Figure record extracts

** begin **

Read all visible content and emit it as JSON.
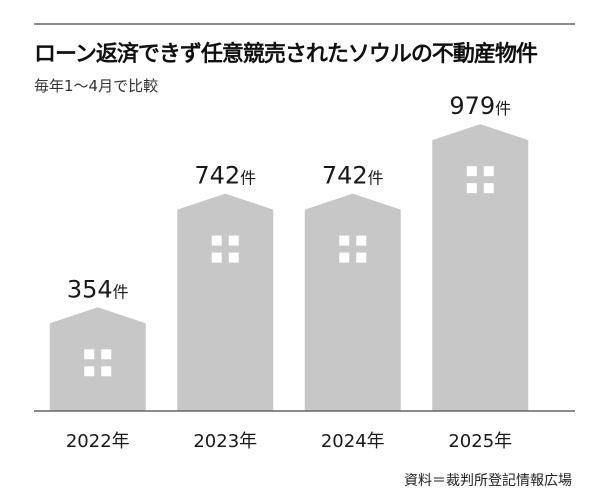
{
  "header": {
    "title": "ローン返済できず任意競売されたソウルの不動産物件",
    "subtitle": "毎年1～4月で比較"
  },
  "footer": {
    "source": "資料＝裁判所登記情報広場"
  },
  "colors": {
    "bar": "#c7c7c7",
    "window": "#ffffff",
    "baseline": "#666666",
    "rule": "#8c8c8c",
    "text": "#1a1a1a"
  },
  "chart_data": {
    "type": "bar",
    "title": "ローン返済できず任意競売されたソウルの不動産物件",
    "subtitle": "毎年1～4月で比較",
    "categories": [
      "2022年",
      "2023年",
      "2024年",
      "2025年"
    ],
    "values": [
      354,
      742,
      742,
      979
    ],
    "value_unit": "件",
    "value_labels": [
      "354件",
      "742件",
      "742件",
      "979件"
    ],
    "ylim": [
      0,
      1000
    ],
    "xlabel": "",
    "ylabel": "",
    "grid": false,
    "legend": "none",
    "bar_style": "house"
  }
}
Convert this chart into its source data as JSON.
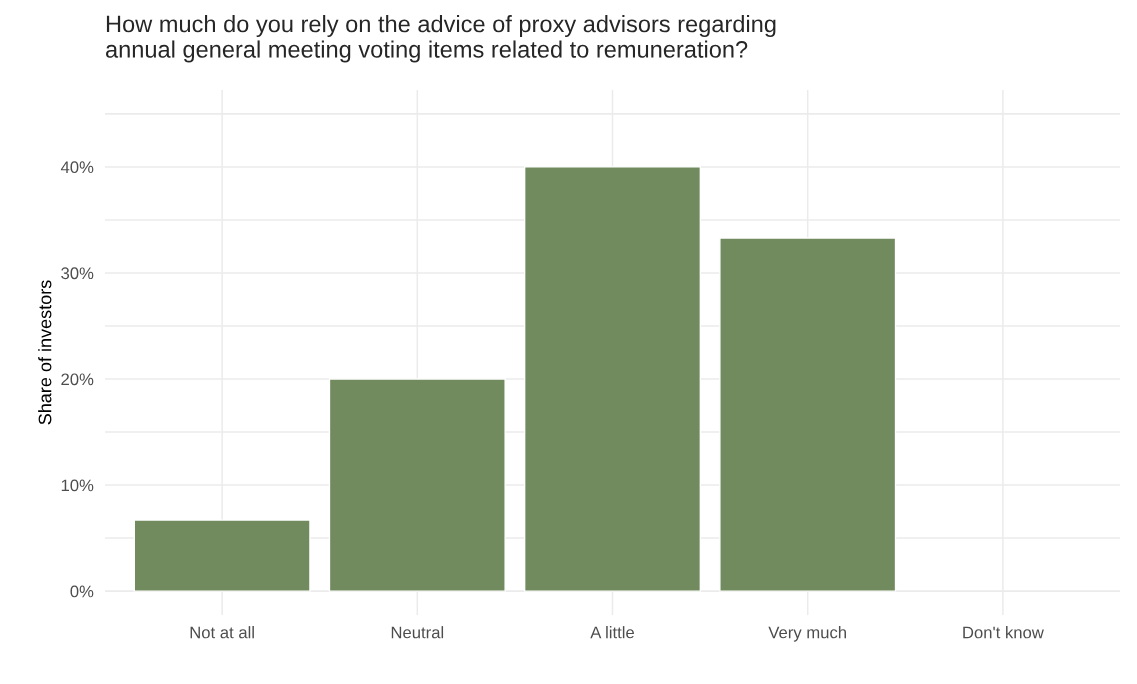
{
  "chart_data": {
    "type": "bar",
    "title": "How much do you rely on the advice of proxy advisors regarding\nannual general meeting voting items related to remuneration?",
    "ylabel": "Share of investors",
    "categories": [
      "Not at all",
      "Neutral",
      "A little",
      "Very much",
      "Don't know"
    ],
    "values": [
      6.7,
      20,
      40,
      33.3,
      null
    ],
    "color": "#718a5e",
    "ylim": [
      -2.25,
      47.25
    ],
    "yticks": [
      {
        "value": 0,
        "label": "0%"
      },
      {
        "value": 5,
        "label": null
      },
      {
        "value": 10,
        "label": "10%"
      },
      {
        "value": 15,
        "label": null
      },
      {
        "value": 20,
        "label": "20%"
      },
      {
        "value": 25,
        "label": null
      },
      {
        "value": 30,
        "label": "30%"
      },
      {
        "value": 35,
        "label": null
      },
      {
        "value": 40,
        "label": "40%"
      },
      {
        "value": 45,
        "label": null
      }
    ],
    "grid": true
  }
}
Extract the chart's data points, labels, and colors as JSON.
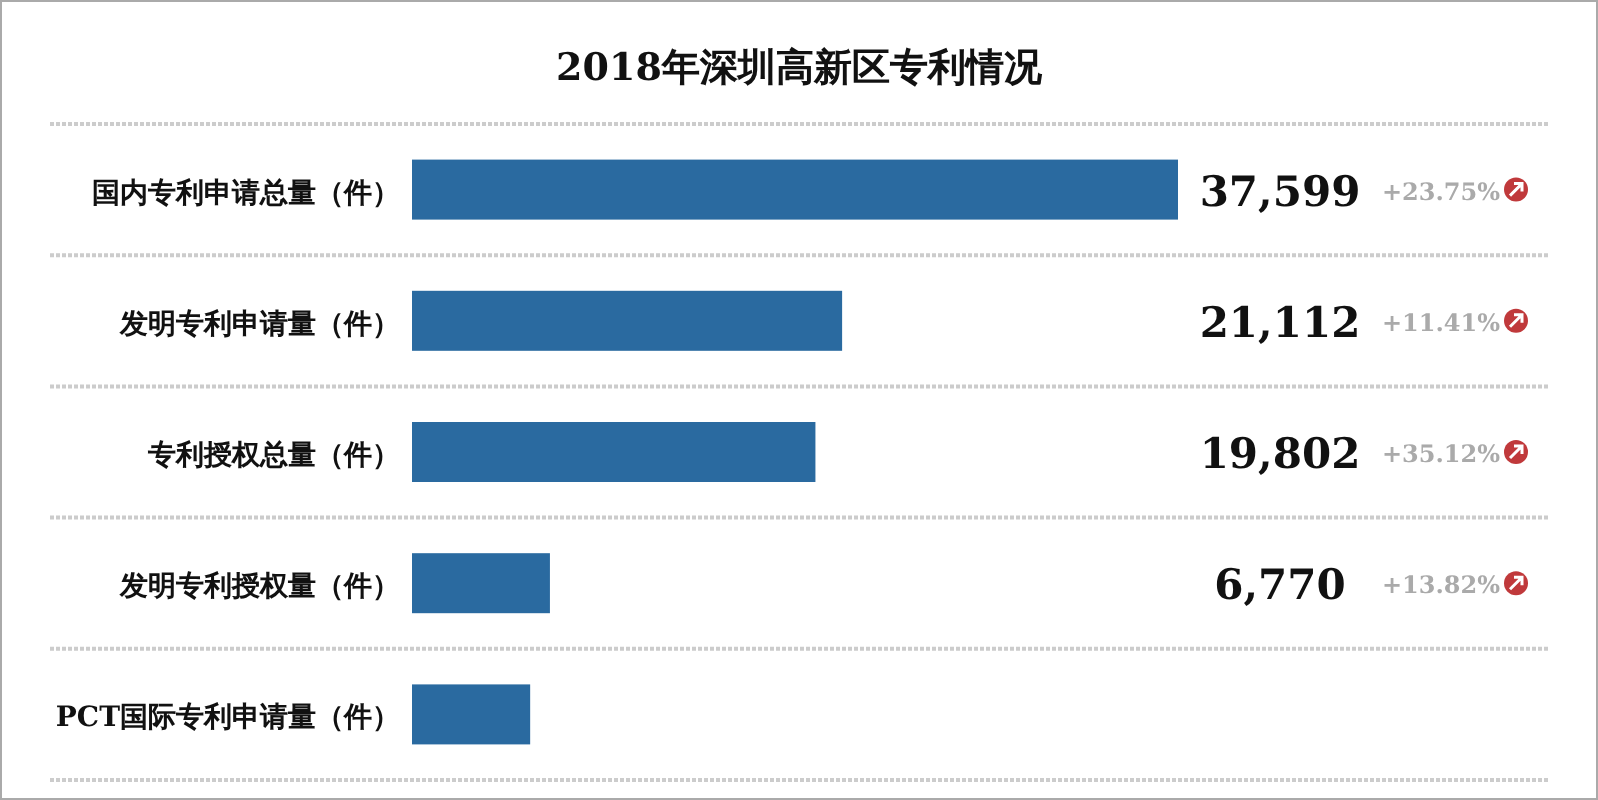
{
  "chart_data": {
    "type": "bar",
    "orientation": "horizontal",
    "title": "2018年深圳高新区专利情况",
    "categories": [
      "国内专利申请总量（件）",
      "发明专利申请量（件）",
      "专利授权总量（件）",
      "发明专利授权量（件）",
      "PCT国际专利申请量（件）"
    ],
    "values": [
      37599,
      21112,
      19802,
      6770,
      5800
    ],
    "value_labels": [
      "37,599",
      "21,112",
      "19,802",
      "6,770",
      null
    ],
    "color": "#2a6aa0",
    "annotations": [
      "+23.75%",
      "+11.41%",
      "+35.12%",
      "+13.82%"
    ]
  }
}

** end **

● **Task requirements**
Pictures stay out; repeat all the rest of the records exactly.

● **Task answer**
Read all visible content and emit it as JSON.
{
  "header": {
    "title": "ローン返済できず任意競売されたソウルの不動産物件",
    "subtitle": "毎年1～4月で比較"
  },
  "footer": {
    "source": "資料＝裁判所登記情報広場"
  },
  "colors": {
    "bar": "#c7c7c7",
    "window": "#ffffff",
    "baseline": "#666666",
    "rule": "#8c8c8c",
    "text": "#1a1a1a"
  },
  "chart_data": {
    "type": "bar",
    "title": "ローン返済できず任意競売されたソウルの不動産物件",
    "subtitle": "毎年1～4月で比較",
    "categories": [
      "2022年",
      "2023年",
      "2024年",
      "2025年"
    ],
    "values": [
      354,
      742,
      742,
      979
    ],
    "value_unit": "件",
    "value_labels": [
      "354件",
      "742件",
      "742件",
      "979件"
    ],
    "ylim": [
      0,
      1000
    ],
    "xlabel": "",
    "ylabel": "",
    "grid": false,
    "legend": "none",
    "bar_style": "house"
  }
}
Convert this chart into its source data as JSON.
{
  "chart_data": {
    "type": "bar",
    "title": "How much do you rely on the advice of proxy advisors regarding\nannual general meeting voting items related to remuneration?",
    "ylabel": "Share of investors",
    "categories": [
      "Not at all",
      "Neutral",
      "A little",
      "Very much",
      "Don't know"
    ],
    "values": [
      6.7,
      20,
      40,
      33.3,
      null
    ],
    "color": "#718a5e",
    "ylim": [
      -2.25,
      47.25
    ],
    "yticks": [
      {
        "value": 0,
        "label": "0%"
      },
      {
        "value": 5,
        "label": null
      },
      {
        "value": 10,
        "label": "10%"
      },
      {
        "value": 15,
        "label": null
      },
      {
        "value": 20,
        "label": "20%"
      },
      {
        "value": 25,
        "label": null
      },
      {
        "value": 30,
        "label": "30%"
      },
      {
        "value": 35,
        "label": null
      },
      {
        "value": 40,
        "label": "40%"
      },
      {
        "value": 45,
        "label": null
      }
    ],
    "grid": true
  }
}
Extract the chart's data points, labels, and colors as JSON.
{
  "chart_data": {
    "type": "bar",
    "orientation": "horizontal",
    "title": "2018年深圳高新区专利情况",
    "categories": [
      "国内专利申请总量（件）",
      "发明专利申请量（件）",
      "专利授权总量（件）",
      "发明专利授权量（件）",
      "PCT国际专利申请量（件）"
    ],
    "values": [
      37599,
      21112,
      19802,
      6770,
      5800
    ],
    "value_labels": [
      "37,599",
      "21,112",
      "19,802",
      "6,770",
      null
    ],
    "color": "#2a6aa0",
    "annotations": [
      "+23.75%",
      "+11.41%",
      "+35.12%",
      "+13.82%"
    ]
  }
}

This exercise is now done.